> _Data supplied_
________________________
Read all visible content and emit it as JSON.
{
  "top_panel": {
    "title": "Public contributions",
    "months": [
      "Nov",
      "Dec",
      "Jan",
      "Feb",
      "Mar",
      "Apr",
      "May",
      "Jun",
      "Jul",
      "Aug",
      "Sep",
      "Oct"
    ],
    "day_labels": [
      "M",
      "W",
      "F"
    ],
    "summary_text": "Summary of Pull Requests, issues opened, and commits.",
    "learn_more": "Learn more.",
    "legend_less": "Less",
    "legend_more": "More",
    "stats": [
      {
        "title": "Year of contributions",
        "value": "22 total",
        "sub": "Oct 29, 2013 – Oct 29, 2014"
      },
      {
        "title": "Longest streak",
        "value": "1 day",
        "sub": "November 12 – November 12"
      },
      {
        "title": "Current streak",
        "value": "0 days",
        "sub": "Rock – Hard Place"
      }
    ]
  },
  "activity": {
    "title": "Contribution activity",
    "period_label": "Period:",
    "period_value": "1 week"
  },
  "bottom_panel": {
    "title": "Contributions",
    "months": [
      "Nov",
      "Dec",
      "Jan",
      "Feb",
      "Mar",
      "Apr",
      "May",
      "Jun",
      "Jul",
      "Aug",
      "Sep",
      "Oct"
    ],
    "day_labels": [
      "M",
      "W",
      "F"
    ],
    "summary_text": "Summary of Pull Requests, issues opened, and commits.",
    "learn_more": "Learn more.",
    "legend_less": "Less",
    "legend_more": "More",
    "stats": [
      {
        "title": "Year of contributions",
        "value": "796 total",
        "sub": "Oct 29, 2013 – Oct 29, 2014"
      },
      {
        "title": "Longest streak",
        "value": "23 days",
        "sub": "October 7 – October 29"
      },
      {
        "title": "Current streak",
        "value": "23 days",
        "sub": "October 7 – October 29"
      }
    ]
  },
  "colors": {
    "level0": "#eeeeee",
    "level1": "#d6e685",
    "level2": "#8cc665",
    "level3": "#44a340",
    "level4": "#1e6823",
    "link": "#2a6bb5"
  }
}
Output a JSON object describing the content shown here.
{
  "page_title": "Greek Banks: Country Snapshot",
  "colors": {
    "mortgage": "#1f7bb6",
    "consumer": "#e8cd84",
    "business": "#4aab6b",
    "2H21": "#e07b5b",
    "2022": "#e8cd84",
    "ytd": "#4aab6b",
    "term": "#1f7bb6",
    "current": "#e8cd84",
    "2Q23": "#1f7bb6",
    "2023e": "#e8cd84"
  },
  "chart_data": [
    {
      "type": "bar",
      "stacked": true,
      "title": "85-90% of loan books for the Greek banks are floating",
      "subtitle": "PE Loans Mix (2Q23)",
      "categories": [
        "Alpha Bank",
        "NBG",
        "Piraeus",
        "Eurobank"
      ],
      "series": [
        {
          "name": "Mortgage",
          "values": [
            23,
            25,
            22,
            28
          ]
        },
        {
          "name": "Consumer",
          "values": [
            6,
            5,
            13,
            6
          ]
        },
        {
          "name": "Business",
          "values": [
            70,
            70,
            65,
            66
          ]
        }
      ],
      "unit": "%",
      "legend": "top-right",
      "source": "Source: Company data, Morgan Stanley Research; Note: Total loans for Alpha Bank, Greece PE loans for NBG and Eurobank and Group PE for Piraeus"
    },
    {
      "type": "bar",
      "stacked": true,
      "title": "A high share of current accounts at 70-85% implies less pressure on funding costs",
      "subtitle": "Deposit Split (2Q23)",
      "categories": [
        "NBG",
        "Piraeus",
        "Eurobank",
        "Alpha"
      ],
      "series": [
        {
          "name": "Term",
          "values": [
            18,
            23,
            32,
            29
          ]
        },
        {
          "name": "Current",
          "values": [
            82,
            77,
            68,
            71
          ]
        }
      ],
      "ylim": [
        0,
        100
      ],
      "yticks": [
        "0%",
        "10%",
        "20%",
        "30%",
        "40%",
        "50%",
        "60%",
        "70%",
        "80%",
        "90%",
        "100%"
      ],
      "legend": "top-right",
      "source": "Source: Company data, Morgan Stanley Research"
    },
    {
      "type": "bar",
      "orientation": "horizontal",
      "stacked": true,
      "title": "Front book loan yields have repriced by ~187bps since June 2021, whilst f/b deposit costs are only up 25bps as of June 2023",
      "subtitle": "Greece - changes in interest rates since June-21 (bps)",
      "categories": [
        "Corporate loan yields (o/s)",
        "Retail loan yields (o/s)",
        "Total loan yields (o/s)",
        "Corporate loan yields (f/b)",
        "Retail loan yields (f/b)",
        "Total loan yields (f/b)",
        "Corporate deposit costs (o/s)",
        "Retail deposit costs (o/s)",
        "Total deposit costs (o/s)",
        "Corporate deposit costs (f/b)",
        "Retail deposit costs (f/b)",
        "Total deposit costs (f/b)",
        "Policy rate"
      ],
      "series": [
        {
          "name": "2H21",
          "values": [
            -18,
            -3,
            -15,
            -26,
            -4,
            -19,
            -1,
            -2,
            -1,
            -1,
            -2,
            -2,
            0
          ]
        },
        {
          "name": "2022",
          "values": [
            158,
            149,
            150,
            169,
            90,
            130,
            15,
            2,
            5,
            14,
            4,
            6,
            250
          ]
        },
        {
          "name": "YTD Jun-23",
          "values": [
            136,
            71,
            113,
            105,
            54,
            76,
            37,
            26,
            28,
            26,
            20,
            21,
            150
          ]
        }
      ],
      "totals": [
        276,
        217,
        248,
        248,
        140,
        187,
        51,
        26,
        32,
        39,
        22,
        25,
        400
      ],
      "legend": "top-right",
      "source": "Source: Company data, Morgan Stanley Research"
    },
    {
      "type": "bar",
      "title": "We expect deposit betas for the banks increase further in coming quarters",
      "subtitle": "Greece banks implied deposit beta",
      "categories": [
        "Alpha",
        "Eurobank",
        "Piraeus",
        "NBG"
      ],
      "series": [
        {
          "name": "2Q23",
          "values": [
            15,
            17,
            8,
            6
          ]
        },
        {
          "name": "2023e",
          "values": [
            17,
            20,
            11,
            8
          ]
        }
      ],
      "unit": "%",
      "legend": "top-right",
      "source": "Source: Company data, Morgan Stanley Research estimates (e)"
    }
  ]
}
________________________
> _Aim_
Extract all lines from the data in which "since" is found.

> _Output_
      "title": "Front book loan yields have repriced by ~187bps since June 2021, whilst f/b deposit costs are only up 25bps as of June 2023",
      "subtitle": "Greece - changes in interest rates since June-21 (bps)",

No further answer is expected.